▶ [Direction]: Repeat the material exactly as it appears.
----- Records to use -----
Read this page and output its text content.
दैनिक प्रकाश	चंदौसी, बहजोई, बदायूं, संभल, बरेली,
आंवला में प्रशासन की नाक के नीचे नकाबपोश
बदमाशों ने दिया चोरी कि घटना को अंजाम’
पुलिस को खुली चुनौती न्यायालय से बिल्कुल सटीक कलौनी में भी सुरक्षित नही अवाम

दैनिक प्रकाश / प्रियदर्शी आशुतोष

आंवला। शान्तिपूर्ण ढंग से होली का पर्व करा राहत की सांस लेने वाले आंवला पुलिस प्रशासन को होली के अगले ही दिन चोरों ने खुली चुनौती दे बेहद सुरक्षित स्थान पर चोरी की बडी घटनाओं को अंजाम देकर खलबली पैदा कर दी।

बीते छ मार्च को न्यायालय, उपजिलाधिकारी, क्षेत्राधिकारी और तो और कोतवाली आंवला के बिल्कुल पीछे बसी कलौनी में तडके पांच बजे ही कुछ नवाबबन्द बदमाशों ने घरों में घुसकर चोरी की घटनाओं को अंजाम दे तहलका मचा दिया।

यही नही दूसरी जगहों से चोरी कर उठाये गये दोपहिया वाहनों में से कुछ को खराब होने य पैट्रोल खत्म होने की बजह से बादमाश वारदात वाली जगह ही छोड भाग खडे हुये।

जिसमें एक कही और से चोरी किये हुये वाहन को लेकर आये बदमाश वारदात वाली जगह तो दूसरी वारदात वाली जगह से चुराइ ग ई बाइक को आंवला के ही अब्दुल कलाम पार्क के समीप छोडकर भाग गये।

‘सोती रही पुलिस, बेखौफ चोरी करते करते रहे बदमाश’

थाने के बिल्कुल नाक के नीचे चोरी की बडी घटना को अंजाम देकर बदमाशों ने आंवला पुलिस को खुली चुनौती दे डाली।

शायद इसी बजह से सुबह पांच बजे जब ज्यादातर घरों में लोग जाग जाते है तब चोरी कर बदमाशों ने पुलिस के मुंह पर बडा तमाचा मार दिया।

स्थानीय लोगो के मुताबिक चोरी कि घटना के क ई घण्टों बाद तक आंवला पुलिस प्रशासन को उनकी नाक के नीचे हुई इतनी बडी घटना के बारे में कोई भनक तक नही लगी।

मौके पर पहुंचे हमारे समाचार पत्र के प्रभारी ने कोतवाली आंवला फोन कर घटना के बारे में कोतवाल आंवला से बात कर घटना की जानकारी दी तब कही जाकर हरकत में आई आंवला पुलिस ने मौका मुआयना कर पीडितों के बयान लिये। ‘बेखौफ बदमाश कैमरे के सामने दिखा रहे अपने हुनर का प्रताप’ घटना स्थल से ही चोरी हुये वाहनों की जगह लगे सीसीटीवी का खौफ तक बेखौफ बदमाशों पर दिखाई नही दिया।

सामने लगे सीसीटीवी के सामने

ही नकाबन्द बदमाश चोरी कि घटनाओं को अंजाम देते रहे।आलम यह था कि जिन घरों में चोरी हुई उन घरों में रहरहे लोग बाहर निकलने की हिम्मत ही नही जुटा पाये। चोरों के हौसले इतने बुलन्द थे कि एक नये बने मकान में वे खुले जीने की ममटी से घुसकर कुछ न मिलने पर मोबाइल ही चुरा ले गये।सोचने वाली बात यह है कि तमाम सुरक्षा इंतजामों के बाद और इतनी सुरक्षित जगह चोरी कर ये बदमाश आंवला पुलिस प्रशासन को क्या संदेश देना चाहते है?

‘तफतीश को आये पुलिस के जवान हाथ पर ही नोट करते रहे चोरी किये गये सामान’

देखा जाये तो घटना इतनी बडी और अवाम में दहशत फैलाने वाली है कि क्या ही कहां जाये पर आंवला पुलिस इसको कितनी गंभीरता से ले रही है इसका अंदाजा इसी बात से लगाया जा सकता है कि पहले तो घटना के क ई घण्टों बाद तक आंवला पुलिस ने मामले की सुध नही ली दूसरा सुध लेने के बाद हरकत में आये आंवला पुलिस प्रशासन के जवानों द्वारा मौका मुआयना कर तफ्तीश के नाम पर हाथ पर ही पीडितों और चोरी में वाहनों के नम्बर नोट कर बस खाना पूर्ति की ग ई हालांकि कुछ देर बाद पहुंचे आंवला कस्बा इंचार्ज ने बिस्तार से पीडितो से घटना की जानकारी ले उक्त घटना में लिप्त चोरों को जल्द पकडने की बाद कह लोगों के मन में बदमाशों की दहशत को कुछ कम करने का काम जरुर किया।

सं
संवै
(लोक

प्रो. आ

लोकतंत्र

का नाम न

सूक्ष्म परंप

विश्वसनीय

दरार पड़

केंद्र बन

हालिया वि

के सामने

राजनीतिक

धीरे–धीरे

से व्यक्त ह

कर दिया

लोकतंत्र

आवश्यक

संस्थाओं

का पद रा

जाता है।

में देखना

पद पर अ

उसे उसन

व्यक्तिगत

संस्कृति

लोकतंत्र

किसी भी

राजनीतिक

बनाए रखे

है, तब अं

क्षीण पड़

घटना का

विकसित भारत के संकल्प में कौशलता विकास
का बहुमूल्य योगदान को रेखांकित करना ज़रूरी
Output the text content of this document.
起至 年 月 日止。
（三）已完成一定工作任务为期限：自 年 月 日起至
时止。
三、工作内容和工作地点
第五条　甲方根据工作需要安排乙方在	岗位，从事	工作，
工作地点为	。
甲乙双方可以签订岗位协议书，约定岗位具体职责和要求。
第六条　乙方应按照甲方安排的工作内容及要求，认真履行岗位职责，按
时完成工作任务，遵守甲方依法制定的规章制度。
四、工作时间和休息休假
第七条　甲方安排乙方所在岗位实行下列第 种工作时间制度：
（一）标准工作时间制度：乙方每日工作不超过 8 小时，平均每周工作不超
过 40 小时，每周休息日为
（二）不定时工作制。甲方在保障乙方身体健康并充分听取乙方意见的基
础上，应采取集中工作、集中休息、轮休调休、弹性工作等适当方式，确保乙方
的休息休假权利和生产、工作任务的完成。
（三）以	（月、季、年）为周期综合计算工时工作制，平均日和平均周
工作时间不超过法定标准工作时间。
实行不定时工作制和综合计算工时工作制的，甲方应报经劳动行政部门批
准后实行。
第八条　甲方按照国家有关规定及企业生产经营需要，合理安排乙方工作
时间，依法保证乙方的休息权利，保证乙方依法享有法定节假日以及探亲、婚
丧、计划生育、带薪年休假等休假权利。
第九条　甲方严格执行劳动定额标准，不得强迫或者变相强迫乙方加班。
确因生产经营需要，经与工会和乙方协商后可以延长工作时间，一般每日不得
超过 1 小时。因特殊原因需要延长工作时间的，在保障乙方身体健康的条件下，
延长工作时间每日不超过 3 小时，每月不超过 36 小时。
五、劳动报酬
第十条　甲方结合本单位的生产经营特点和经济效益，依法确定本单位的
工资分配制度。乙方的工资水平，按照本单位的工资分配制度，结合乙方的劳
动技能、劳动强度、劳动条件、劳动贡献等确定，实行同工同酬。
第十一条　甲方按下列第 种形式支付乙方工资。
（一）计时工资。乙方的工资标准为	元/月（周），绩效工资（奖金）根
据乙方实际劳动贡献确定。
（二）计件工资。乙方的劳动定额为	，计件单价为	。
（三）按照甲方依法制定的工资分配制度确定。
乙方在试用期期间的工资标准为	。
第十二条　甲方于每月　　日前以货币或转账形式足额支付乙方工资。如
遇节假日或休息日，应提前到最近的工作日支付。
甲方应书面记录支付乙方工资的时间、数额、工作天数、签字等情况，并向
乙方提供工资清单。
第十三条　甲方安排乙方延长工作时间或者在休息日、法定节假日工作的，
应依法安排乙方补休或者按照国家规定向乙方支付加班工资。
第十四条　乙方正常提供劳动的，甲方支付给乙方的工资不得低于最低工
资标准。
-----
▶ [Complete output]:
Read this page and output its text content.
दैनिक प्रकाश	चंदौसी, बहजोई, बदायूं, संभल, बरेली,
आंवला में प्रशासन की नाक के नीचे नकाबपोश
बदमाशों ने दिया चोरी कि घटना को अंजाम’
पुलिस को खुली चुनौती न्यायालय से बिल्कुल सटीक कलौनी में भी सुरक्षित नही अवाम

दैनिक प्रकाश / प्रियदर्शी आशुतोष

आंवला। शान्तिपूर्ण ढंग से होली का पर्व करा राहत की सांस लेने वाले आंवला पुलिस प्रशासन को होली के अगले ही दिन चोरों ने खुली चुनौती दे बेहद सुरक्षित स्थान पर चोरी की बडी घटनाओं को अंजाम देकर खलबली पैदा कर दी।

बीते छ मार्च को न्यायालय, उपजिलाधिकारी, क्षेत्राधिकारी और तो और कोतवाली आंवला के बिल्कुल पीछे बसी कलौनी में तडके पांच बजे ही कुछ नवाबबन्द बदमाशों ने घरों में घुसकर चोरी की घटनाओं को अंजाम दे तहलका मचा दिया।

यही नही दूसरी जगहों से चोरी कर उठाये गये दोपहिया वाहनों में से कुछ को खराब होने य पैट्रोल खत्म होने की बजह से बादमाश वारदात वाली जगह ही छोड भाग खडे हुये।

जिसमें एक कही और से चोरी किये हुये वाहन को लेकर आये बदमाश वारदात वाली जगह तो दूसरी वारदात वाली जगह से चुराइ ग ई बाइक को आंवला के ही अब्दुल कलाम पार्क के समीप छोडकर भाग गये।

‘सोती रही पुलिस, बेखौफ चोरी करते करते रहे बदमाश’

थाने के बिल्कुल नाक के नीचे चोरी की बडी घटना को अंजाम देकर बदमाशों ने आंवला पुलिस को खुली चुनौती दे डाली।

शायद इसी बजह से सुबह पांच बजे जब ज्यादातर घरों में लोग जाग जाते है तब चोरी कर बदमाशों ने पुलिस के मुंह पर बडा तमाचा मार दिया।

स्थानीय लोगो के मुताबिक चोरी कि घटना के क ई घण्टों बाद तक आंवला पुलिस प्रशासन को उनकी नाक के नीचे हुई इतनी बडी घटना के बारे में कोई भनक तक नही लगी।

मौके पर पहुंचे हमारे समाचार पत्र के प्रभारी ने कोतवाली आंवला फोन कर घटना के बारे में कोतवाल आंवला से बात कर घटना की जानकारी दी तब कही जाकर हरकत में आई आंवला पुलिस ने मौका मुआयना कर पीडितों के बयान लिये। ‘बेखौफ बदमाश कैमरे के सामने दिखा रहे अपने हुनर का प्रताप’ घटना स्थल से ही चोरी हुये वाहनों की जगह लगे सीसीटीवी का खौफ तक बेखौफ बदमाशों पर दिखाई नही दिया।

सामने लगे सीसीटीवी के सामने

ही नकाबन्द बदमाश चोरी कि घटनाओं को अंजाम देते रहे।आलम यह था कि जिन घरों में चोरी हुई उन घरों में रहरहे लोग बाहर निकलने की हिम्मत ही नही जुटा पाये। चोरों के हौसले इतने बुलन्द थे कि एक नये बने मकान में वे खुले जीने की ममटी से घुसकर कुछ न मिलने पर मोबाइल ही चुरा ले गये।सोचने वाली बात यह है कि तमाम सुरक्षा इंतजामों के बाद और इतनी सुरक्षित जगह चोरी कर ये बदमाश आंवला पुलिस प्रशासन को क्या संदेश देना चाहते है?

‘तफतीश को आये पुलिस के जवान हाथ पर ही नोट करते रहे चोरी किये गये सामान’

देखा जाये तो घटना इतनी बडी और अवाम में दहशत फैलाने वाली है कि क्या ही कहां जाये पर आंवला पुलिस इसको कितनी गंभीरता से ले रही है इसका अंदाजा इसी बात से लगाया जा सकता है कि पहले तो घटना के क ई घण्टों बाद तक आंवला पुलिस ने मामले की सुध नही ली दूसरा सुध लेने के बाद हरकत में आये आंवला पुलिस प्रशासन के जवानों द्वारा मौका मुआयना कर तफ्तीश के नाम पर हाथ पर ही पीडितों और चोरी में वाहनों के नम्बर नोट कर बस खाना पूर्ति की ग ई हालांकि कुछ देर बाद पहुंचे आंवला कस्बा इंचार्ज ने बिस्तार से पीडितो से घटना की जानकारी ले उक्त घटना में लिप्त चोरों को जल्द पकडने की बाद कह लोगों के मन में बदमाशों की दहशत को कुछ कम करने का काम जरुर किया।

सं
संवै
(लोक

प्रो. आ

लोकतंत्र

का नाम न

सूक्ष्म परंप

विश्वसनीय

दरार पड़

केंद्र बन

हालिया वि

के सामने

राजनीतिक

धीरे–धीरे

से व्यक्त ह

कर दिया

लोकतंत्र

आवश्यक

संस्थाओं

का पद रा

जाता है।

में देखना

पद पर अ

उसे उसन

व्यक्तिगत

संस्कृति

लोकतंत्र

किसी भी

राजनीतिक

बनाए रखे

है, तब अं

क्षीण पड़

घटना का

विकसित भारत के संकल्प में कौशलता विकास
का बहुमूल्य योगदान को रेखांकित करना ज़रूरी
Output the text content of this document.
起至 年 月 日止。
（三）已完成一定工作任务为期限：自 年 月 日起至
时止。
三、工作内容和工作地点
第五条　甲方根据工作需要安排乙方在	岗位，从事	工作，
工作地点为	。
甲乙双方可以签订岗位协议书，约定岗位具体职责和要求。
第六条　乙方应按照甲方安排的工作内容及要求，认真履行岗位职责，按
时完成工作任务，遵守甲方依法制定的规章制度。
四、工作时间和休息休假
第七条　甲方安排乙方所在岗位实行下列第 种工作时间制度：
（一）标准工作时间制度：乙方每日工作不超过 8 小时，平均每周工作不超
过 40 小时，每周休息日为
（二）不定时工作制。甲方在保障乙方身体健康并充分听取乙方意见的基
础上，应采取集中工作、集中休息、轮休调休、弹性工作等适当方式，确保乙方
的休息休假权利和生产、工作任务的完成。
（三）以	（月、季、年）为周期综合计算工时工作制，平均日和平均周
工作时间不超过法定标准工作时间。
实行不定时工作制和综合计算工时工作制的，甲方应报经劳动行政部门批
准后实行。
第八条　甲方按照国家有关规定及企业生产经营需要，合理安排乙方工作
时间，依法保证乙方的休息权利，保证乙方依法享有法定节假日以及探亲、婚
丧、计划生育、带薪年休假等休假权利。
第九条　甲方严格执行劳动定额标准，不得强迫或者变相强迫乙方加班。
确因生产经营需要，经与工会和乙方协商后可以延长工作时间，一般每日不得
超过 1 小时。因特殊原因需要延长工作时间的，在保障乙方身体健康的条件下，
延长工作时间每日不超过 3 小时，每月不超过 36 小时。
五、劳动报酬
第十条　甲方结合本单位的生产经营特点和经济效益，依法确定本单位的
工资分配制度。乙方的工资水平，按照本单位的工资分配制度，结合乙方的劳
动技能、劳动强度、劳动条件、劳动贡献等确定，实行同工同酬。
第十一条　甲方按下列第 种形式支付乙方工资。
（一）计时工资。乙方的工资标准为	元/月（周），绩效工资（奖金）根
据乙方实际劳动贡献确定。
（二）计件工资。乙方的劳动定额为	，计件单价为	。
（三）按照甲方依法制定的工资分配制度确定。
乙方在试用期期间的工资标准为	。
第十二条　甲方于每月　　日前以货币或转账形式足额支付乙方工资。如
遇节假日或休息日，应提前到最近的工作日支付。
甲方应书面记录支付乙方工资的时间、数额、工作天数、签字等情况，并向
乙方提供工资清单。
第十三条　甲方安排乙方延长工作时间或者在休息日、法定节假日工作的，
应依法安排乙方补休或者按照国家规定向乙方支付加班工资。
第十四条　乙方正常提供劳动的，甲方支付给乙方的工资不得低于最低工
资标准。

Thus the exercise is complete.